[Collection entries]
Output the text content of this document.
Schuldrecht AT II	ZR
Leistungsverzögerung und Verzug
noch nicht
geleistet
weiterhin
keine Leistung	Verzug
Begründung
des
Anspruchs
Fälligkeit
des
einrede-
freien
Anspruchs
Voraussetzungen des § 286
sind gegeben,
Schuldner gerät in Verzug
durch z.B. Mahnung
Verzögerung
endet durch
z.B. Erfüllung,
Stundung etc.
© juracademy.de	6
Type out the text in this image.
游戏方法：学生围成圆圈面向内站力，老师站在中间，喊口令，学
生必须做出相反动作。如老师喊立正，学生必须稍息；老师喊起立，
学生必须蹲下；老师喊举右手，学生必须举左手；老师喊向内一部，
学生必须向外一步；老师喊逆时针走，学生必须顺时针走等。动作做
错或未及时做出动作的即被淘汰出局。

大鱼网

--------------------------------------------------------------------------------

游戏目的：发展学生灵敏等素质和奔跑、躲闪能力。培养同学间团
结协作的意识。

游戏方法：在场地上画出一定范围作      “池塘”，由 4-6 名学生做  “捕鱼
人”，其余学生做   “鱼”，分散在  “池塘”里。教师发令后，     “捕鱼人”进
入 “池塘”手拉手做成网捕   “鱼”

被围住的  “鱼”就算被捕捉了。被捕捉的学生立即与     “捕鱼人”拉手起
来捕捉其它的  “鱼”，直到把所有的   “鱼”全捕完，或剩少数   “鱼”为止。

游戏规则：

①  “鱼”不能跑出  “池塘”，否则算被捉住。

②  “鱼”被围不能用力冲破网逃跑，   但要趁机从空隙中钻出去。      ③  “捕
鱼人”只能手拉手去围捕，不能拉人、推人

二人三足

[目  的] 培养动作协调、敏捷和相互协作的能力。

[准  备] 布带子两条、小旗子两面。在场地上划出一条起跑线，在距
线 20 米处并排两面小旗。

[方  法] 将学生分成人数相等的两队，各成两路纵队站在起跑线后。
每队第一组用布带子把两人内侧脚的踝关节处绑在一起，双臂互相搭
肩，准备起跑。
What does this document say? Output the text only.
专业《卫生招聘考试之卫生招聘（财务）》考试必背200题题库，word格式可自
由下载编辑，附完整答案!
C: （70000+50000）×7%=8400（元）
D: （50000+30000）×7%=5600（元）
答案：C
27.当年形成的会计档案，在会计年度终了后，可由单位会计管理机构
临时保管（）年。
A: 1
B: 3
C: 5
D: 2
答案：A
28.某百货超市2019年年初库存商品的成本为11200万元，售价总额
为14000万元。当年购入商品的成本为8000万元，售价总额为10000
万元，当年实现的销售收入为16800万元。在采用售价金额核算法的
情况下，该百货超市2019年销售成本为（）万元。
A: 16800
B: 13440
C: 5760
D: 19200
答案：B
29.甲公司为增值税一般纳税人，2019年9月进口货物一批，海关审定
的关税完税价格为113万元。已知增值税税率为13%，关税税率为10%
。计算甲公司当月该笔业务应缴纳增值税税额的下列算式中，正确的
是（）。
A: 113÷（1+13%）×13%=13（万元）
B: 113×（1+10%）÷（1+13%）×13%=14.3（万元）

INSTRUCTIONS TO FOLLOW: Return every record, word for word.

WRITTEN RESPONSE:
Output the text content of this document.
Schuldrecht AT II	ZR
Leistungsverzögerung und Verzug
noch nicht
geleistet
weiterhin
keine Leistung	Verzug
Begründung
des
Anspruchs
Fälligkeit
des
einrede-
freien
Anspruchs
Voraussetzungen des § 286
sind gegeben,
Schuldner gerät in Verzug
durch z.B. Mahnung
Verzögerung
endet durch
z.B. Erfüllung,
Stundung etc.
© juracademy.de	6
Type out the text in this image.
游戏方法：学生围成圆圈面向内站力，老师站在中间，喊口令，学
生必须做出相反动作。如老师喊立正，学生必须稍息；老师喊起立，
学生必须蹲下；老师喊举右手，学生必须举左手；老师喊向内一部，
学生必须向外一步；老师喊逆时针走，学生必须顺时针走等。动作做
错或未及时做出动作的即被淘汰出局。

大鱼网

--------------------------------------------------------------------------------

游戏目的：发展学生灵敏等素质和奔跑、躲闪能力。培养同学间团
结协作的意识。

游戏方法：在场地上画出一定范围作      “池塘”，由 4-6 名学生做  “捕鱼
人”，其余学生做   “鱼”，分散在  “池塘”里。教师发令后，     “捕鱼人”进
入 “池塘”手拉手做成网捕   “鱼”

被围住的  “鱼”就算被捕捉了。被捕捉的学生立即与     “捕鱼人”拉手起
来捕捉其它的  “鱼”，直到把所有的   “鱼”全捕完，或剩少数   “鱼”为止。

游戏规则：

①  “鱼”不能跑出  “池塘”，否则算被捉住。

②  “鱼”被围不能用力冲破网逃跑，   但要趁机从空隙中钻出去。      ③  “捕
鱼人”只能手拉手去围捕，不能拉人、推人

二人三足

[目  的] 培养动作协调、敏捷和相互协作的能力。

[准  备] 布带子两条、小旗子两面。在场地上划出一条起跑线，在距
线 20 米处并排两面小旗。

[方  法] 将学生分成人数相等的两队，各成两路纵队站在起跑线后。
每队第一组用布带子把两人内侧脚的踝关节处绑在一起，双臂互相搭
肩，准备起跑。
What does this document say? Output the text only.
专业《卫生招聘考试之卫生招聘（财务）》考试必背200题题库，word格式可自
由下载编辑，附完整答案!
C: （70000+50000）×7%=8400（元）
D: （50000+30000）×7%=5600（元）
答案：C
27.当年形成的会计档案，在会计年度终了后，可由单位会计管理机构
临时保管（）年。
A: 1
B: 3
C: 5
D: 2
答案：A
28.某百货超市2019年年初库存商品的成本为11200万元，售价总额
为14000万元。当年购入商品的成本为8000万元，售价总额为10000
万元，当年实现的销售收入为16800万元。在采用售价金额核算法的
情况下，该百货超市2019年销售成本为（）万元。
A: 16800
B: 13440
C: 5760
D: 19200
答案：B
29.甲公司为增值税一般纳税人，2019年9月进口货物一批，海关审定
的关税完税价格为113万元。已知增值税税率为13%，关税税率为10%
。计算甲公司当月该笔业务应缴纳增值税税额的下列算式中，正确的
是（）。
A: 113÷（1+13%）×13%=13（万元）
B: 113×（1+10%）÷（1+13%）×13%=14.3（万元）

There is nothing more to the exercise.